- GIVEN REQUEST
Extract every line of the material that holds the string "screenshot".

[Rows from a dataset]
......
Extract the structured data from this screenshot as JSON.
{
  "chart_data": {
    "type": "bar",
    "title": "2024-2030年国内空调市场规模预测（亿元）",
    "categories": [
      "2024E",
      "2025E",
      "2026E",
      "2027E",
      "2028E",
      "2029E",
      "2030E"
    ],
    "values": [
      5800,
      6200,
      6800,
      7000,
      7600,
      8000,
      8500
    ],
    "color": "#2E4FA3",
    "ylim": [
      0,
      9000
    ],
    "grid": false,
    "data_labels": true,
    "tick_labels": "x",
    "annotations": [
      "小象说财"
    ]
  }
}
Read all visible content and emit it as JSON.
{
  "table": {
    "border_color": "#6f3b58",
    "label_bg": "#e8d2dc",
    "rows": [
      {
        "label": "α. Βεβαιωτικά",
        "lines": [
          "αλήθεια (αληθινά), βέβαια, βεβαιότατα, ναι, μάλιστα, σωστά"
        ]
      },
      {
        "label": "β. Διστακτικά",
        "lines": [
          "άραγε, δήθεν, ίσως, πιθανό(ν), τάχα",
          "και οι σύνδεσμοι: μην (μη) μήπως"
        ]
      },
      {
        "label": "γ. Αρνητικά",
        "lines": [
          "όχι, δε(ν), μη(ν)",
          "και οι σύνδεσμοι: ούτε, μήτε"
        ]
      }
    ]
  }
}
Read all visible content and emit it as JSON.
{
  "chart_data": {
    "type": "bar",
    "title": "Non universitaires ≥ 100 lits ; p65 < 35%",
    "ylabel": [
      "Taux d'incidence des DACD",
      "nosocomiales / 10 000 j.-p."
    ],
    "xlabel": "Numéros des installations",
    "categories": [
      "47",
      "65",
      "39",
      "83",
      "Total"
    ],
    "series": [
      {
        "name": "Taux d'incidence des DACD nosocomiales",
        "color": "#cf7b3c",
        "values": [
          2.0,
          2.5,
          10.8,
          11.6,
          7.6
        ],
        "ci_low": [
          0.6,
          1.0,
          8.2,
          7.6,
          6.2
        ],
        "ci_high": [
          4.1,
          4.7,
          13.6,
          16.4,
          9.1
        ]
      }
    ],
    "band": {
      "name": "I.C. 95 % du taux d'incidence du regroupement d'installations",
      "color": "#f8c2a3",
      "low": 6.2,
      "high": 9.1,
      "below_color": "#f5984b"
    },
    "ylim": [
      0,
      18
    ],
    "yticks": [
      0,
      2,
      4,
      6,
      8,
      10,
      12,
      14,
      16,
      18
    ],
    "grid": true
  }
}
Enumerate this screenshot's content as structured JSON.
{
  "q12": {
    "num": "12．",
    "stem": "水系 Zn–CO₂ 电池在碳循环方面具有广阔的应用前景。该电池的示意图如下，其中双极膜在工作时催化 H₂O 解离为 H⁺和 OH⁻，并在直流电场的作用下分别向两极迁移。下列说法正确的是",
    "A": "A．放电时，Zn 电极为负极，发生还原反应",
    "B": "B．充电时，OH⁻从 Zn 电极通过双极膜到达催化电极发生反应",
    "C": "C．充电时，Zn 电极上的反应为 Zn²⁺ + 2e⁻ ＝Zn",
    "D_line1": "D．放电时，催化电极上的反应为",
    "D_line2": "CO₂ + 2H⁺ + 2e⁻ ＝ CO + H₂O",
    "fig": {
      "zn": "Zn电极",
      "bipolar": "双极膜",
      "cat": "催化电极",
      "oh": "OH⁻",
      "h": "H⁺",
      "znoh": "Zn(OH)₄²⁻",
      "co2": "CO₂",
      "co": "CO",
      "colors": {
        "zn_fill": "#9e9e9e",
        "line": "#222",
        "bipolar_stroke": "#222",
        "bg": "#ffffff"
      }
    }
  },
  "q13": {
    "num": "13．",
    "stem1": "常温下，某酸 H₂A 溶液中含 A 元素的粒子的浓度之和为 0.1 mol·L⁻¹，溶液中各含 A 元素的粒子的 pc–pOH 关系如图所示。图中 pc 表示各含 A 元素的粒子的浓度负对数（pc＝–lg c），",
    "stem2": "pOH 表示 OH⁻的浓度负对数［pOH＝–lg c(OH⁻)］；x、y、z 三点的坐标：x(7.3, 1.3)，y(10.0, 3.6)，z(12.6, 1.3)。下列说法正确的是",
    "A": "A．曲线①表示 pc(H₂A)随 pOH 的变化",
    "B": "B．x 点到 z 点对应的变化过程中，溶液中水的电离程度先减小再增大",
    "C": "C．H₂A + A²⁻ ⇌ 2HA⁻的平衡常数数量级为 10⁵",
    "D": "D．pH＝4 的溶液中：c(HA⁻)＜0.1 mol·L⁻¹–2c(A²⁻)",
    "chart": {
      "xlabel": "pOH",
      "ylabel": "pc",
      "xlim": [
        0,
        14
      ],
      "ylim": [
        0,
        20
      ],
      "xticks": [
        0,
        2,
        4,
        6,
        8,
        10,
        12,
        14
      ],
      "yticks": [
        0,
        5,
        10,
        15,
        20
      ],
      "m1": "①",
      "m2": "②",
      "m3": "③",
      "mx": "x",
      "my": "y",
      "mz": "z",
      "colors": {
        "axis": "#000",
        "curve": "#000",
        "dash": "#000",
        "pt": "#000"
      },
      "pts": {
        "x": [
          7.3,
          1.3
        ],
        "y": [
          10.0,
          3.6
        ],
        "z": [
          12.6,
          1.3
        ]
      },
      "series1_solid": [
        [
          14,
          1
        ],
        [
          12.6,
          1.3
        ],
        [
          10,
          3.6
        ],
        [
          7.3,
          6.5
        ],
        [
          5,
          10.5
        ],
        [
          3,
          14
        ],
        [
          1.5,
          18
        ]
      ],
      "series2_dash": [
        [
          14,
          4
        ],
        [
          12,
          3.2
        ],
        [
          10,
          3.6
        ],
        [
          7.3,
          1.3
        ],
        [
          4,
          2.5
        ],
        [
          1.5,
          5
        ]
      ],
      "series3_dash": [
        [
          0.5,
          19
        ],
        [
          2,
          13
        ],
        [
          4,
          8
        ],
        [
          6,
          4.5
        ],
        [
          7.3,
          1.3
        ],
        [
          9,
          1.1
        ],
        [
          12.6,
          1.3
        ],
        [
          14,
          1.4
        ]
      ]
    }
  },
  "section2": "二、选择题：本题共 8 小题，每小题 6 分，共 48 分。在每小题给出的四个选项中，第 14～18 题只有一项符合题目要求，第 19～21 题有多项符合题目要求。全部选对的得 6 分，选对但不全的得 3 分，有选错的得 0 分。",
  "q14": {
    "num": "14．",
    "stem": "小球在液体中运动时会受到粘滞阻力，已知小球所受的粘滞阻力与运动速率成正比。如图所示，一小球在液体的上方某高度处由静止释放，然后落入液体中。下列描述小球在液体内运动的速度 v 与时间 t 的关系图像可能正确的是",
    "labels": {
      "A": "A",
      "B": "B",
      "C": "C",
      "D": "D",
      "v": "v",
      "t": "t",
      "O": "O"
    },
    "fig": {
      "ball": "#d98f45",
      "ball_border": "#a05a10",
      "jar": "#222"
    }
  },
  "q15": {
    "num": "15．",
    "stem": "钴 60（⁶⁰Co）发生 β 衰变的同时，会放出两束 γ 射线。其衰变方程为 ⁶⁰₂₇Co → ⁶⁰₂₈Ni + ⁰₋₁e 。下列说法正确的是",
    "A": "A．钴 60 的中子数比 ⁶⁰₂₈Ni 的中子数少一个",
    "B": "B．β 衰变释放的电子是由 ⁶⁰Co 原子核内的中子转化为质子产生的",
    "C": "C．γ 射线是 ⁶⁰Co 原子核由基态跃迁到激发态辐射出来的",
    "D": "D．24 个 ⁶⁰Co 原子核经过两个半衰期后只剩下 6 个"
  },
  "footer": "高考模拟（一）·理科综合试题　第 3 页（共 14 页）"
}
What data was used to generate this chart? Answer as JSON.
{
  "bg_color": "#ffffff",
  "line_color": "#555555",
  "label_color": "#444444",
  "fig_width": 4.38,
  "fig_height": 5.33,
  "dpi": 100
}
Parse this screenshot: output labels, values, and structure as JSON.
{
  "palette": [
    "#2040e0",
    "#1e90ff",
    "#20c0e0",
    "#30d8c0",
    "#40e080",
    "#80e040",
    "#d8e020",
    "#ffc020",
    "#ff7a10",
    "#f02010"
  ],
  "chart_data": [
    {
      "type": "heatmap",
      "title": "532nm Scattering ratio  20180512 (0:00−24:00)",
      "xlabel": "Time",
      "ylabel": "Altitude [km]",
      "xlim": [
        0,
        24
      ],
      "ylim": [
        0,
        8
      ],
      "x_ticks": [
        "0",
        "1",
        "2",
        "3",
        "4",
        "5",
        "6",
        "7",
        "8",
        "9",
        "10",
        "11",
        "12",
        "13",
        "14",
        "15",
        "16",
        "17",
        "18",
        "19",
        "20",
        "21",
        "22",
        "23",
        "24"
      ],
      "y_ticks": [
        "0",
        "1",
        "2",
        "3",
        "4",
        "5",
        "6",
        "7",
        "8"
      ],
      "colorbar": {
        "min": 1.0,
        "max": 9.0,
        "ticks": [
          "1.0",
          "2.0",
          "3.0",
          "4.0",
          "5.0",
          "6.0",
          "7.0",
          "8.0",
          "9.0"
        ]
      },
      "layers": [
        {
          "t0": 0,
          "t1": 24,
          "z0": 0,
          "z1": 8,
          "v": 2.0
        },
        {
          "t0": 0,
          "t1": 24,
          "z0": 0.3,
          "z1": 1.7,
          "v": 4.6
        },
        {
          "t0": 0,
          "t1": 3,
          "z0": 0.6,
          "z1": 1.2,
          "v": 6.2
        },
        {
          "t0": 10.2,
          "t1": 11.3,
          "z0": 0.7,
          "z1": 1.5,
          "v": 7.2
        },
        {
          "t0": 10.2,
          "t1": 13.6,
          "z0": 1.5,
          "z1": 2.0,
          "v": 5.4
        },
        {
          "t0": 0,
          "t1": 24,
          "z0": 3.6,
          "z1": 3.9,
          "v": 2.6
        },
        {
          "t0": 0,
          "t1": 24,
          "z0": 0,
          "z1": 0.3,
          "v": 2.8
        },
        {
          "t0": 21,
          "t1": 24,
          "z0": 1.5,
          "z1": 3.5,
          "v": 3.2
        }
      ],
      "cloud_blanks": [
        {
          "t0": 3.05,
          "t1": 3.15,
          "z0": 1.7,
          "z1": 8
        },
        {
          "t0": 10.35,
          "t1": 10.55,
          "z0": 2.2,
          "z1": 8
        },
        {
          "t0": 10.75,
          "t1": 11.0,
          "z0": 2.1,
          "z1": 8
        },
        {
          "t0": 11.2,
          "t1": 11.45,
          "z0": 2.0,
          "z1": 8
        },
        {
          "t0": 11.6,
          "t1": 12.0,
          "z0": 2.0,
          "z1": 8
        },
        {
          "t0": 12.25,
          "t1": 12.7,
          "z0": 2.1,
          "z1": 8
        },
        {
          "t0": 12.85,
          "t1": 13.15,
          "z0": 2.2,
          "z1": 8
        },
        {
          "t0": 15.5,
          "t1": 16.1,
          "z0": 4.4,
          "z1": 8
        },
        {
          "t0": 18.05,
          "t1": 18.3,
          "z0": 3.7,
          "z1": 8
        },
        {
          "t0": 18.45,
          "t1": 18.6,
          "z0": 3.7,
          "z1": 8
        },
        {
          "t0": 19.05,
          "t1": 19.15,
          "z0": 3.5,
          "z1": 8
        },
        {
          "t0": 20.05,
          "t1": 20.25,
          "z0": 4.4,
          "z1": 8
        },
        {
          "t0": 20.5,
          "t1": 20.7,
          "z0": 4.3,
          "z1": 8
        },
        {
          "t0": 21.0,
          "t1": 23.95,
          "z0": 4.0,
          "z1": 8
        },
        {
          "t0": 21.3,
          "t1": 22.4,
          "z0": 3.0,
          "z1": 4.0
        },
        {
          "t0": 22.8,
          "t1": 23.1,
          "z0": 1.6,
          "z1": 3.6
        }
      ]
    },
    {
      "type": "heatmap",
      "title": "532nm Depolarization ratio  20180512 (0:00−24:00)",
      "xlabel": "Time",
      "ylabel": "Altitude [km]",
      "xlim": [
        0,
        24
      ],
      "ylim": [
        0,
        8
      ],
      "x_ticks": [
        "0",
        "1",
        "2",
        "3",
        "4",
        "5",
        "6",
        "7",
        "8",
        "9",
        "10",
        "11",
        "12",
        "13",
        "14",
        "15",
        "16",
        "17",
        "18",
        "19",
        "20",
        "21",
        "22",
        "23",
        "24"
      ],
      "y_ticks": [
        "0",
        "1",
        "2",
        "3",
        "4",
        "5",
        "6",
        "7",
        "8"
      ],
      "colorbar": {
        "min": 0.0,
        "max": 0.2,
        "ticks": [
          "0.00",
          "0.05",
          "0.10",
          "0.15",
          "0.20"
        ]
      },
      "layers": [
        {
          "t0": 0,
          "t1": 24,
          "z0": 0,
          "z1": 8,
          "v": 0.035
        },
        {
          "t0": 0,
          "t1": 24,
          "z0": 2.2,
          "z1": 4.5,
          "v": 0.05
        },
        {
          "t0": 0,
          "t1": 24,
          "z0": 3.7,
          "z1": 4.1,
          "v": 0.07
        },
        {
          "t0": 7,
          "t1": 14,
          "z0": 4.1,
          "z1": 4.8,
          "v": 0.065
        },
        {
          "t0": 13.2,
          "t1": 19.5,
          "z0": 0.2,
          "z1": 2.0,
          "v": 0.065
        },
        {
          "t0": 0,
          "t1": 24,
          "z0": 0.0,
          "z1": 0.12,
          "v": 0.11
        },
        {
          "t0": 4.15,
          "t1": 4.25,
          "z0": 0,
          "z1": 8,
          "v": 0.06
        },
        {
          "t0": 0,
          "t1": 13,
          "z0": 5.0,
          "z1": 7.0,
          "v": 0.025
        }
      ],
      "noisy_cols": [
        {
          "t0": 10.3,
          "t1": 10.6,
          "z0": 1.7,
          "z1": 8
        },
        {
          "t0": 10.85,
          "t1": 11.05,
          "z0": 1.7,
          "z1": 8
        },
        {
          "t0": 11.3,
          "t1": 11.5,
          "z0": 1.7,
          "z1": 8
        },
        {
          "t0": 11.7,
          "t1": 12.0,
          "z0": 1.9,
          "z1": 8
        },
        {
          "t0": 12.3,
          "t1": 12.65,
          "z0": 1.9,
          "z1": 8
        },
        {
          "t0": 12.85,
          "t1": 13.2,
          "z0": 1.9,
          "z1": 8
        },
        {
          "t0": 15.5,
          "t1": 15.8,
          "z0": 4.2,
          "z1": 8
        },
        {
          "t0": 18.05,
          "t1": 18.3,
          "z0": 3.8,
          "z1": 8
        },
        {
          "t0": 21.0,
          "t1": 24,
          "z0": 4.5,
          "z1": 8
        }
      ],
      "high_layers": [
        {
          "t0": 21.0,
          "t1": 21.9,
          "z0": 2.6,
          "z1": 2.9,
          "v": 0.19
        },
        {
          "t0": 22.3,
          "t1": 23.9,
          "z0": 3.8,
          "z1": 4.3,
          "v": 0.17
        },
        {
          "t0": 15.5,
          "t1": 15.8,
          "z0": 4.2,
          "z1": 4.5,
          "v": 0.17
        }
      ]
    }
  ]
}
......
- ANSWER TO THIS EXERCISE
Extract the structured data from this screenshot as JSON.
Enumerate this screenshot's content as structured JSON.
Parse this screenshot: output labels, values, and structure as JSON.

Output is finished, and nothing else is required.